# TASK INSTRUCTIONS:
Every entry below should be repeated exactly; the pictures should not.

/---

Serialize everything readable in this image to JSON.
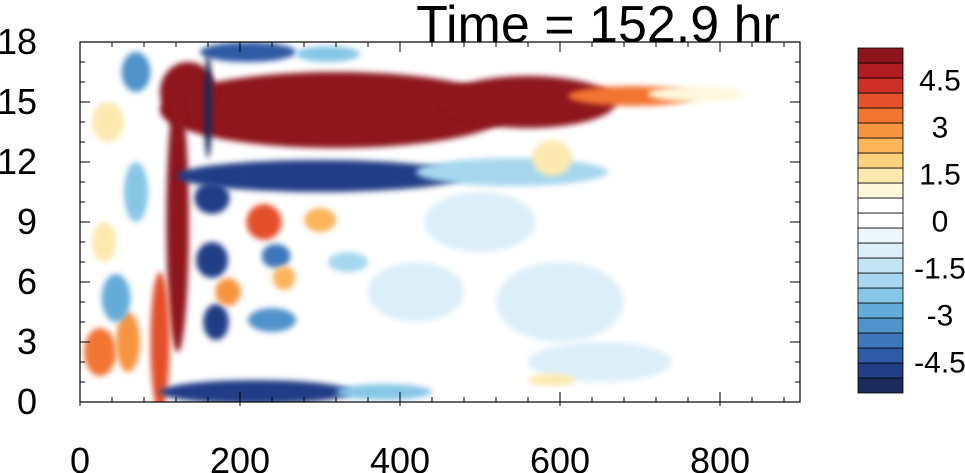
{
  "chart_data": {
    "type": "heatmap",
    "title": "Time = 152.9 hr",
    "xlabel": "",
    "ylabel": "",
    "xlim": [
      0,
      900
    ],
    "ylim": [
      0,
      18
    ],
    "x_ticks": [
      "0",
      "200",
      "400",
      "600",
      "800"
    ],
    "x_tick_values": [
      0,
      200,
      400,
      600,
      800
    ],
    "y_ticks": [
      "0",
      "3",
      "6",
      "9",
      "12",
      "15",
      "18"
    ],
    "y_tick_values": [
      0,
      3,
      6,
      9,
      12,
      15,
      18
    ],
    "colorbar": {
      "levels": [
        -5.5,
        -5,
        -4.5,
        -4,
        -3.5,
        -3,
        -2.5,
        -2,
        -1.5,
        -1,
        -0.5,
        0,
        0.5,
        1,
        1.5,
        2,
        2.5,
        3,
        3.5,
        4,
        4.5,
        5,
        5.5
      ],
      "colors": [
        "#1c2b5c",
        "#223e87",
        "#2e5aa6",
        "#3e77bb",
        "#4f93ca",
        "#63acda",
        "#86c6e6",
        "#a6d7ef",
        "#c3e4f3",
        "#dceff9",
        "#eef7fc",
        "#ffffff",
        "#ffffff",
        "#fff8dc",
        "#fde9b0",
        "#fcd17e",
        "#fbb45a",
        "#f79440",
        "#f27530",
        "#e4502a",
        "#cd3026",
        "#b01c21",
        "#8e141c"
      ],
      "labels": [
        "4.5",
        "3",
        "1.5",
        "0",
        "-1.5",
        "-3",
        "-4.5"
      ],
      "label_values": [
        4.5,
        3,
        1.5,
        0,
        -1.5,
        -3,
        -4.5
      ]
    },
    "features": [
      {
        "kind": "ellipse",
        "x": 320,
        "y": 14.6,
        "rx": 220,
        "ry": 1.9,
        "value": 6.0
      },
      {
        "kind": "ellipse",
        "x": 560,
        "y": 15.0,
        "rx": 110,
        "ry": 1.3,
        "value": 5.5
      },
      {
        "kind": "ellipse",
        "x": 690,
        "y": 15.3,
        "rx": 80,
        "ry": 0.5,
        "value": 3.5
      },
      {
        "kind": "ellipse",
        "x": 770,
        "y": 15.4,
        "rx": 60,
        "ry": 0.4,
        "value": 1.0
      },
      {
        "kind": "ellipse",
        "x": 135,
        "y": 15.5,
        "rx": 35,
        "ry": 1.5,
        "value": 6.0
      },
      {
        "kind": "ellipse",
        "x": 122,
        "y": 9.0,
        "rx": 14,
        "ry": 6.5,
        "value": 5.5
      },
      {
        "kind": "ellipse",
        "x": 100,
        "y": 3.0,
        "rx": 12,
        "ry": 3.5,
        "value": 4.0
      },
      {
        "kind": "ellipse",
        "x": 210,
        "y": 17.5,
        "rx": 60,
        "ry": 0.5,
        "value": -4.5
      },
      {
        "kind": "ellipse",
        "x": 310,
        "y": 17.4,
        "rx": 40,
        "ry": 0.4,
        "value": -2.5
      },
      {
        "kind": "ellipse",
        "x": 300,
        "y": 11.3,
        "rx": 180,
        "ry": 0.8,
        "value": -5.0
      },
      {
        "kind": "ellipse",
        "x": 540,
        "y": 11.5,
        "rx": 120,
        "ry": 0.7,
        "value": -2.0
      },
      {
        "kind": "ellipse",
        "x": 160,
        "y": 14.8,
        "rx": 5,
        "ry": 2.6,
        "value": -5.5
      },
      {
        "kind": "ellipse",
        "x": 165,
        "y": 10.2,
        "rx": 22,
        "ry": 0.8,
        "value": -5.0
      },
      {
        "kind": "ellipse",
        "x": 165,
        "y": 7.1,
        "rx": 20,
        "ry": 0.9,
        "value": -5.0
      },
      {
        "kind": "ellipse",
        "x": 245,
        "y": 7.3,
        "rx": 18,
        "ry": 0.6,
        "value": -4.0
      },
      {
        "kind": "ellipse",
        "x": 170,
        "y": 4.0,
        "rx": 16,
        "ry": 0.9,
        "value": -5.0
      },
      {
        "kind": "ellipse",
        "x": 240,
        "y": 4.1,
        "rx": 30,
        "ry": 0.6,
        "value": -3.5
      },
      {
        "kind": "ellipse",
        "x": 220,
        "y": 0.5,
        "rx": 120,
        "ry": 0.6,
        "value": -5.0
      },
      {
        "kind": "ellipse",
        "x": 380,
        "y": 0.5,
        "rx": 60,
        "ry": 0.4,
        "value": -2.5
      },
      {
        "kind": "ellipse",
        "x": 230,
        "y": 9.0,
        "rx": 22,
        "ry": 0.9,
        "value": 4.0
      },
      {
        "kind": "ellipse",
        "x": 300,
        "y": 9.1,
        "rx": 20,
        "ry": 0.6,
        "value": 2.5
      },
      {
        "kind": "ellipse",
        "x": 185,
        "y": 5.5,
        "rx": 16,
        "ry": 0.7,
        "value": 3.0
      },
      {
        "kind": "ellipse",
        "x": 255,
        "y": 6.2,
        "rx": 14,
        "ry": 0.6,
        "value": 2.5
      },
      {
        "kind": "ellipse",
        "x": 335,
        "y": 7.0,
        "rx": 25,
        "ry": 0.5,
        "value": -2.0
      },
      {
        "kind": "ellipse",
        "x": 25,
        "y": 2.5,
        "rx": 20,
        "ry": 1.2,
        "value": 3.5
      },
      {
        "kind": "ellipse",
        "x": 60,
        "y": 3.0,
        "rx": 15,
        "ry": 1.5,
        "value": 3.0
      },
      {
        "kind": "ellipse",
        "x": 45,
        "y": 5.2,
        "rx": 18,
        "ry": 1.2,
        "value": -3.0
      },
      {
        "kind": "ellipse",
        "x": 70,
        "y": 10.5,
        "rx": 15,
        "ry": 1.5,
        "value": -2.5
      },
      {
        "kind": "ellipse",
        "x": 35,
        "y": 14.0,
        "rx": 20,
        "ry": 1.0,
        "value": 1.5
      },
      {
        "kind": "ellipse",
        "x": 70,
        "y": 16.5,
        "rx": 18,
        "ry": 1.0,
        "value": -3.5
      },
      {
        "kind": "ellipse",
        "x": 30,
        "y": 8.0,
        "rx": 15,
        "ry": 1.0,
        "value": 1.5
      },
      {
        "kind": "ellipse",
        "x": 500,
        "y": 9.0,
        "rx": 70,
        "ry": 1.5,
        "value": -0.8
      },
      {
        "kind": "ellipse",
        "x": 600,
        "y": 5.0,
        "rx": 80,
        "ry": 2.0,
        "value": -0.8
      },
      {
        "kind": "ellipse",
        "x": 420,
        "y": 5.5,
        "rx": 60,
        "ry": 1.5,
        "value": -0.8
      },
      {
        "kind": "ellipse",
        "x": 650,
        "y": 2.0,
        "rx": 90,
        "ry": 1.0,
        "value": -0.6
      },
      {
        "kind": "ellipse",
        "x": 590,
        "y": 12.2,
        "rx": 25,
        "ry": 0.9,
        "value": 1.5
      },
      {
        "kind": "ellipse",
        "x": 780,
        "y": 0.8,
        "rx": 40,
        "ry": 0.3,
        "value": 0.8
      },
      {
        "kind": "ellipse",
        "x": 590,
        "y": 1.1,
        "rx": 30,
        "ry": 0.3,
        "value": 1.5
      },
      {
        "kind": "ellipse",
        "x": 885,
        "y": 11.0,
        "rx": 15,
        "ry": 0.7,
        "value": 0.8
      }
    ]
  }
}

\---

# SOLUTION TO THIS PROBLEM:
Serialize everything readable in this image to JSON.
{
  "chart_data": {
    "type": "heatmap",
    "title": "Time = 152.9 hr",
    "xlabel": "",
    "ylabel": "",
    "xlim": [
      0,
      900
    ],
    "ylim": [
      0,
      18
    ],
    "x_ticks": [
      "0",
      "200",
      "400",
      "600",
      "800"
    ],
    "x_tick_values": [
      0,
      200,
      400,
      600,
      800
    ],
    "y_ticks": [
      "0",
      "3",
      "6",
      "9",
      "12",
      "15",
      "18"
    ],
    "y_tick_values": [
      0,
      3,
      6,
      9,
      12,
      15,
      18
    ],
    "colorbar": {
      "levels": [
        -5.5,
        -5,
        -4.5,
        -4,
        -3.5,
        -3,
        -2.5,
        -2,
        -1.5,
        -1,
        -0.5,
        0,
        0.5,
        1,
        1.5,
        2,
        2.5,
        3,
        3.5,
        4,
        4.5,
        5,
        5.5
      ],
      "colors": [
        "#1c2b5c",
        "#223e87",
        "#2e5aa6",
        "#3e77bb",
        "#4f93ca",
        "#63acda",
        "#86c6e6",
        "#a6d7ef",
        "#c3e4f3",
        "#dceff9",
        "#eef7fc",
        "#ffffff",
        "#ffffff",
        "#fff8dc",
        "#fde9b0",
        "#fcd17e",
        "#fbb45a",
        "#f79440",
        "#f27530",
        "#e4502a",
        "#cd3026",
        "#b01c21",
        "#8e141c"
      ],
      "labels": [
        "4.5",
        "3",
        "1.5",
        "0",
        "-1.5",
        "-3",
        "-4.5"
      ],
      "label_values": [
        4.5,
        3,
        1.5,
        0,
        -1.5,
        -3,
        -4.5
      ]
    },
    "features": [
      {
        "kind": "ellipse",
        "x": 320,
        "y": 14.6,
        "rx": 220,
        "ry": 1.9,
        "value": 6.0
      },
      {
        "kind": "ellipse",
        "x": 560,
        "y": 15.0,
        "rx": 110,
        "ry": 1.3,
        "value": 5.5
      },
      {
        "kind": "ellipse",
        "x": 690,
        "y": 15.3,
        "rx": 80,
        "ry": 0.5,
        "value": 3.5
      },
      {
        "kind": "ellipse",
        "x": 770,
        "y": 15.4,
        "rx": 60,
        "ry": 0.4,
        "value": 1.0
      },
      {
        "kind": "ellipse",
        "x": 135,
        "y": 15.5,
        "rx": 35,
        "ry": 1.5,
        "value": 6.0
      },
      {
        "kind": "ellipse",
        "x": 122,
        "y": 9.0,
        "rx": 14,
        "ry": 6.5,
        "value": 5.5
      },
      {
        "kind": "ellipse",
        "x": 100,
        "y": 3.0,
        "rx": 12,
        "ry": 3.5,
        "value": 4.0
      },
      {
        "kind": "ellipse",
        "x": 210,
        "y": 17.5,
        "rx": 60,
        "ry": 0.5,
        "value": -4.5
      },
      {
        "kind": "ellipse",
        "x": 310,
        "y": 17.4,
        "rx": 40,
        "ry": 0.4,
        "value": -2.5
      },
      {
        "kind": "ellipse",
        "x": 300,
        "y": 11.3,
        "rx": 180,
        "ry": 0.8,
        "value": -5.0
      },
      {
        "kind": "ellipse",
        "x": 540,
        "y": 11.5,
        "rx": 120,
        "ry": 0.7,
        "value": -2.0
      },
      {
        "kind": "ellipse",
        "x": 160,
        "y": 14.8,
        "rx": 5,
        "ry": 2.6,
        "value": -5.5
      },
      {
        "kind": "ellipse",
        "x": 165,
        "y": 10.2,
        "rx": 22,
        "ry": 0.8,
        "value": -5.0
      },
      {
        "kind": "ellipse",
        "x": 165,
        "y": 7.1,
        "rx": 20,
        "ry": 0.9,
        "value": -5.0
      },
      {
        "kind": "ellipse",
        "x": 245,
        "y": 7.3,
        "rx": 18,
        "ry": 0.6,
        "value": -4.0
      },
      {
        "kind": "ellipse",
        "x": 170,
        "y": 4.0,
        "rx": 16,
        "ry": 0.9,
        "value": -5.0
      },
      {
        "kind": "ellipse",
        "x": 240,
        "y": 4.1,
        "rx": 30,
        "ry": 0.6,
        "value": -3.5
      },
      {
        "kind": "ellipse",
        "x": 220,
        "y": 0.5,
        "rx": 120,
        "ry": 0.6,
        "value": -5.0
      },
      {
        "kind": "ellipse",
        "x": 380,
        "y": 0.5,
        "rx": 60,
        "ry": 0.4,
        "value": -2.5
      },
      {
        "kind": "ellipse",
        "x": 230,
        "y": 9.0,
        "rx": 22,
        "ry": 0.9,
        "value": 4.0
      },
      {
        "kind": "ellipse",
        "x": 300,
        "y": 9.1,
        "rx": 20,
        "ry": 0.6,
        "value": 2.5
      },
      {
        "kind": "ellipse",
        "x": 185,
        "y": 5.5,
        "rx": 16,
        "ry": 0.7,
        "value": 3.0
      },
      {
        "kind": "ellipse",
        "x": 255,
        "y": 6.2,
        "rx": 14,
        "ry": 0.6,
        "value": 2.5
      },
      {
        "kind": "ellipse",
        "x": 335,
        "y": 7.0,
        "rx": 25,
        "ry": 0.5,
        "value": -2.0
      },
      {
        "kind": "ellipse",
        "x": 25,
        "y": 2.5,
        "rx": 20,
        "ry": 1.2,
        "value": 3.5
      },
      {
        "kind": "ellipse",
        "x": 60,
        "y": 3.0,
        "rx": 15,
        "ry": 1.5,
        "value": 3.0
      },
      {
        "kind": "ellipse",
        "x": 45,
        "y": 5.2,
        "rx": 18,
        "ry": 1.2,
        "value": -3.0
      },
      {
        "kind": "ellipse",
        "x": 70,
        "y": 10.5,
        "rx": 15,
        "ry": 1.5,
        "value": -2.5
      },
      {
        "kind": "ellipse",
        "x": 35,
        "y": 14.0,
        "rx": 20,
        "ry": 1.0,
        "value": 1.5
      },
      {
        "kind": "ellipse",
        "x": 70,
        "y": 16.5,
        "rx": 18,
        "ry": 1.0,
        "value": -3.5
      },
      {
        "kind": "ellipse",
        "x": 30,
        "y": 8.0,
        "rx": 15,
        "ry": 1.0,
        "value": 1.5
      },
      {
        "kind": "ellipse",
        "x": 500,
        "y": 9.0,
        "rx": 70,
        "ry": 1.5,
        "value": -0.8
      },
      {
        "kind": "ellipse",
        "x": 600,
        "y": 5.0,
        "rx": 80,
        "ry": 2.0,
        "value": -0.8
      },
      {
        "kind": "ellipse",
        "x": 420,
        "y": 5.5,
        "rx": 60,
        "ry": 1.5,
        "value": -0.8
      },
      {
        "kind": "ellipse",
        "x": 650,
        "y": 2.0,
        "rx": 90,
        "ry": 1.0,
        "value": -0.6
      },
      {
        "kind": "ellipse",
        "x": 590,
        "y": 12.2,
        "rx": 25,
        "ry": 0.9,
        "value": 1.5
      },
      {
        "kind": "ellipse",
        "x": 780,
        "y": 0.8,
        "rx": 40,
        "ry": 0.3,
        "value": 0.8
      },
      {
        "kind": "ellipse",
        "x": 590,
        "y": 1.1,
        "rx": 30,
        "ry": 0.3,
        "value": 1.5
      },
      {
        "kind": "ellipse",
        "x": 885,
        "y": 11.0,
        "rx": 15,
        "ry": 0.7,
        "value": 0.8
      }
    ]
  }
}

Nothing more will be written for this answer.